PROBLEM REQUIREMENTS:
Quote all lines below exactly. Images stay out.

START EXERCISE INPUTS

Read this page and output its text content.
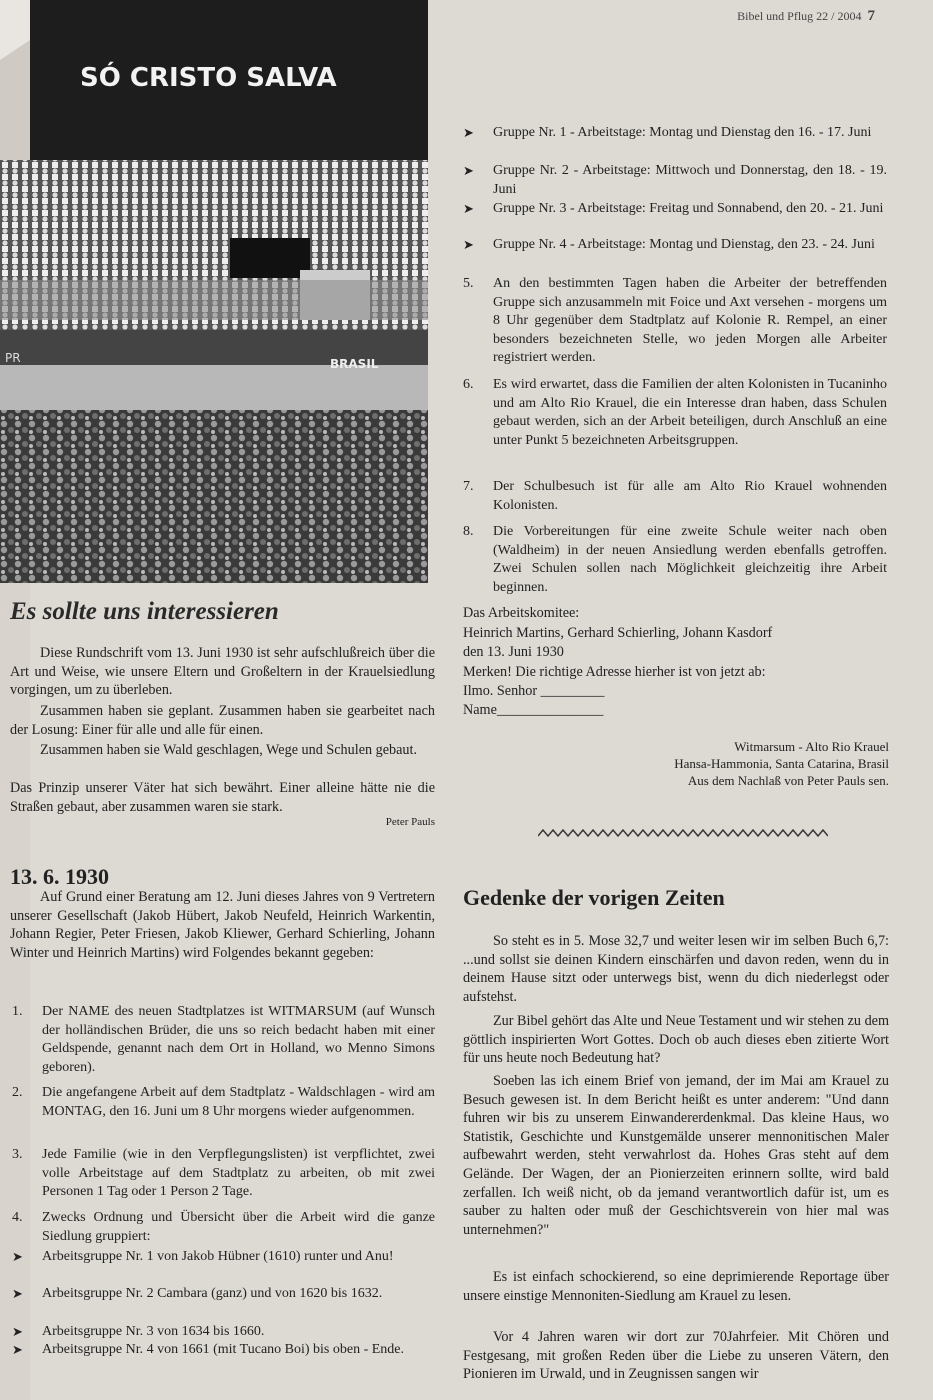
Bibel und Pflug 22 / 2004 7
SÓ CRISTO SALVA
PR	BRASIL
Es sollte uns interessieren
Diese Rundschrift vom 13. Juni 1930 ist sehr aufschlußreich über die Art und Weise, wie unsere Eltern und Großeltern in der Krauelsiedlung vorgingen, um zu überleben.
Zusammen haben sie geplant. Zusammen haben sie gearbeitet nach der Losung: Einer für alle und alle für einen.
Zusammen haben sie Wald geschlagen, Wege und Schulen gebaut.
Das Prinzip unserer Väter hat sich bewährt. Einer alleine hätte nie die Straßen gebaut, aber zusammen waren sie stark.
Peter Pauls
13. 6. 1930
Auf Grund einer Beratung am 12. Juni dieses Jahres von 9 Vertretern unserer Gesellschaft (Jakob Hübert, Jakob Neufeld, Heinrich Warkentin, Johann Regier, Peter Friesen, Jakob Kliewer, Gerhard Schierling, Johann Winter und Heinrich Martins) wird Folgendes bekannt gegeben:
1. Der NAME des neuen Stadtplatzes ist WITMARSUM (auf Wunsch der holländischen Brüder, die uns so reich bedacht haben mit einer Geldspende, genannt nach dem Ort in Holland, wo Menno Simons geboren).
2. Die angefangene Arbeit auf dem Stadtplatz - Waldschlagen - wird am MONTAG, den 16. Juni um 8 Uhr morgens wieder aufgenommen.
3. Jede Familie (wie in den Verpflegungslisten) ist verpflichtet, zwei volle Arbeitstage auf dem Stadtplatz zu arbeiten, ob mit zwei Personen 1 Tag oder 1 Person 2 Tage.
4. Zwecks Ordnung und Übersicht über die Arbeit wird die ganze Siedlung gruppiert:
➤ Arbeitsgruppe Nr. 1 von Jakob Hübner (1610) runter und Anu!
➤ Arbeitsgruppe Nr. 2 Cambara (ganz) und von 1620 bis 1632.
➤ Arbeitsgruppe Nr. 3 von 1634 bis 1660.
➤ Arbeitsgruppe Nr. 4 von 1661 (mit Tucano Boi) bis oben - Ende.
➤ Gruppe Nr. 1 - Arbeitstage: Montag und Dienstag den 16. - 17. Juni
➤ Gruppe Nr. 2 - Arbeitstage: Mittwoch und Donnerstag, den 18. - 19. Juni
➤ Gruppe Nr. 3 - Arbeitstage: Freitag und Sonnabend, den 20. - 21. Juni
➤ Gruppe Nr. 4 - Arbeitstage: Montag und Dienstag, den 23. - 24. Juni
5. An den bestimmten Tagen haben die Arbeiter der betreffenden Gruppe sich anzusammeln mit Foice und Axt versehen - morgens um 8 Uhr gegenüber dem Stadtplatz auf Kolonie R. Rempel, an einer besonders bezeichneten Stelle, wo jeden Morgen alle Arbeiter registriert werden.
6. Es wird erwartet, dass die Familien der alten Kolonisten in Tucaninho und am Alto Rio Krauel, die ein Interesse dran haben, dass Schulen gebaut werden, sich an der Arbeit beteiligen, durch Anschluß an eine unter Punkt 5 bezeichneten Arbeitsgruppen.
7. Der Schulbesuch ist für alle am Alto Rio Krauel wohnenden Kolonisten.
8. Die Vorbereitungen für eine zweite Schule weiter nach oben (Waldheim) in der neuen Ansiedlung werden ebenfalls getroffen. Zwei Schulen sollen nach Möglichkeit gleichzeitig ihre Arbeit beginnen.
Das Arbeitskomitee:
Heinrich Martins, Gerhard Schierling, Johann Kasdorf
den 13. Juni 1930
Merken! Die richtige Adresse hierher ist von jetzt ab:
Ilmo. Senhor _________
Name_______________
Witmarsum - Alto Rio Krauel
Hansa-Hammonia, Santa Catarina, Brasil
Aus dem Nachlaß von Peter Pauls sen.
Gedenke der vorigen Zeiten
So steht es in 5. Mose 32,7 und weiter lesen wir im selben Buch 6,7: ...und sollst sie deinen Kindern einschärfen und davon reden, wenn du in deinem Hause sitzt oder unterwegs bist, wenn du dich niederlegst oder aufstehst.
Zur Bibel gehört das Alte und Neue Testament und wir stehen zu dem göttlich inspirierten Wort Gottes. Doch ob auch dieses eben zitierte Wort für uns heute noch Bedeutung hat?
Soeben las ich einem Brief von jemand, der im Mai am Krauel zu Besuch gewesen ist. In dem Bericht heißt es unter anderem: "Und dann fuhren wir bis zu unserem Einwandererdenkmal. Das kleine Haus, wo Statistik, Geschichte und Kunstgemälde unserer mennonitischen Maler aufbewahrt werden, steht verwahrlost da. Hohes Gras steht auf dem Gelände. Der Wagen, der an Pionierzeiten erinnern sollte, wird bald zerfallen. Ich weiß nicht, ob da jemand verantwortlich dafür ist, um es sauber zu halten oder muß der Geschichtsverein von hier mal was unternehmen?"
Es ist einfach schockierend, so eine deprimierende Reportage über unsere einstige Mennoniten-Siedlung am Krauel zu lesen.
Vor 4 Jahren waren wir dort zur 70Jahrfeier. Mit Chören und Festgesang, mit großen Reden über die Liebe zu unseren Vätern, den Pionieren im Urwald, und in Zeugnissen sangen wir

END EXERCISE INPUTS

OUTPUT BELOW:
Read this page and output its text content.
Bibel und Pflug 22 / 2004 7
SÓ CRISTO SALVA
PR	BRASIL
Es sollte uns interessieren
Diese Rundschrift vom 13. Juni 1930 ist sehr aufschlußreich über die Art und Weise, wie unsere Eltern und Großeltern in der Krauelsiedlung vorgingen, um zu überleben.
Zusammen haben sie geplant. Zusammen haben sie gearbeitet nach der Losung: Einer für alle und alle für einen.
Zusammen haben sie Wald geschlagen, Wege und Schulen gebaut.
Das Prinzip unserer Väter hat sich bewährt. Einer alleine hätte nie die Straßen gebaut, aber zusammen waren sie stark.
Peter Pauls
13. 6. 1930
Auf Grund einer Beratung am 12. Juni dieses Jahres von 9 Vertretern unserer Gesellschaft (Jakob Hübert, Jakob Neufeld, Heinrich Warkentin, Johann Regier, Peter Friesen, Jakob Kliewer, Gerhard Schierling, Johann Winter und Heinrich Martins) wird Folgendes bekannt gegeben:
1. Der NAME des neuen Stadtplatzes ist WITMARSUM (auf Wunsch der holländischen Brüder, die uns so reich bedacht haben mit einer Geldspende, genannt nach dem Ort in Holland, wo Menno Simons geboren).
2. Die angefangene Arbeit auf dem Stadtplatz - Waldschlagen - wird am MONTAG, den 16. Juni um 8 Uhr morgens wieder aufgenommen.
3. Jede Familie (wie in den Verpflegungslisten) ist verpflichtet, zwei volle Arbeitstage auf dem Stadtplatz zu arbeiten, ob mit zwei Personen 1 Tag oder 1 Person 2 Tage.
4. Zwecks Ordnung und Übersicht über die Arbeit wird die ganze Siedlung gruppiert:
➤ Arbeitsgruppe Nr. 1 von Jakob Hübner (1610) runter und Anu!
➤ Arbeitsgruppe Nr. 2 Cambara (ganz) und von 1620 bis 1632.
➤ Arbeitsgruppe Nr. 3 von 1634 bis 1660.
➤ Arbeitsgruppe Nr. 4 von 1661 (mit Tucano Boi) bis oben - Ende.
➤ Gruppe Nr. 1 - Arbeitstage: Montag und Dienstag den 16. - 17. Juni
➤ Gruppe Nr. 2 - Arbeitstage: Mittwoch und Donnerstag, den 18. - 19. Juni
➤ Gruppe Nr. 3 - Arbeitstage: Freitag und Sonnabend, den 20. - 21. Juni
➤ Gruppe Nr. 4 - Arbeitstage: Montag und Dienstag, den 23. - 24. Juni
5. An den bestimmten Tagen haben die Arbeiter der betreffenden Gruppe sich anzusammeln mit Foice und Axt versehen - morgens um 8 Uhr gegenüber dem Stadtplatz auf Kolonie R. Rempel, an einer besonders bezeichneten Stelle, wo jeden Morgen alle Arbeiter registriert werden.
6. Es wird erwartet, dass die Familien der alten Kolonisten in Tucaninho und am Alto Rio Krauel, die ein Interesse dran haben, dass Schulen gebaut werden, sich an der Arbeit beteiligen, durch Anschluß an eine unter Punkt 5 bezeichneten Arbeitsgruppen.
7. Der Schulbesuch ist für alle am Alto Rio Krauel wohnenden Kolonisten.
8. Die Vorbereitungen für eine zweite Schule weiter nach oben (Waldheim) in der neuen Ansiedlung werden ebenfalls getroffen. Zwei Schulen sollen nach Möglichkeit gleichzeitig ihre Arbeit beginnen.
Das Arbeitskomitee:
Heinrich Martins, Gerhard Schierling, Johann Kasdorf
den 13. Juni 1930
Merken! Die richtige Adresse hierher ist von jetzt ab:
Ilmo. Senhor _________
Name_______________
Witmarsum - Alto Rio Krauel
Hansa-Hammonia, Santa Catarina, Brasil
Aus dem Nachlaß von Peter Pauls sen.
Gedenke der vorigen Zeiten
So steht es in 5. Mose 32,7 und weiter lesen wir im selben Buch 6,7: ...und sollst sie deinen Kindern einschärfen und davon reden, wenn du in deinem Hause sitzt oder unterwegs bist, wenn du dich niederlegst oder aufstehst.
Zur Bibel gehört das Alte und Neue Testament und wir stehen zu dem göttlich inspirierten Wort Gottes. Doch ob auch dieses eben zitierte Wort für uns heute noch Bedeutung hat?
Soeben las ich einem Brief von jemand, der im Mai am Krauel zu Besuch gewesen ist. In dem Bericht heißt es unter anderem: "Und dann fuhren wir bis zu unserem Einwandererdenkmal. Das kleine Haus, wo Statistik, Geschichte und Kunstgemälde unserer mennonitischen Maler aufbewahrt werden, steht verwahrlost da. Hohes Gras steht auf dem Gelände. Der Wagen, der an Pionierzeiten erinnern sollte, wird bald zerfallen. Ich weiß nicht, ob da jemand verantwortlich dafür ist, um es sauber zu halten oder muß der Geschichtsverein von hier mal was unternehmen?"
Es ist einfach schockierend, so eine deprimierende Reportage über unsere einstige Mennoniten-Siedlung am Krauel zu lesen.
Vor 4 Jahren waren wir dort zur 70Jahrfeier. Mit Chören und Festgesang, mit großen Reden über die Liebe zu unseren Vätern, den Pionieren im Urwald, und in Zeugnissen sangen wir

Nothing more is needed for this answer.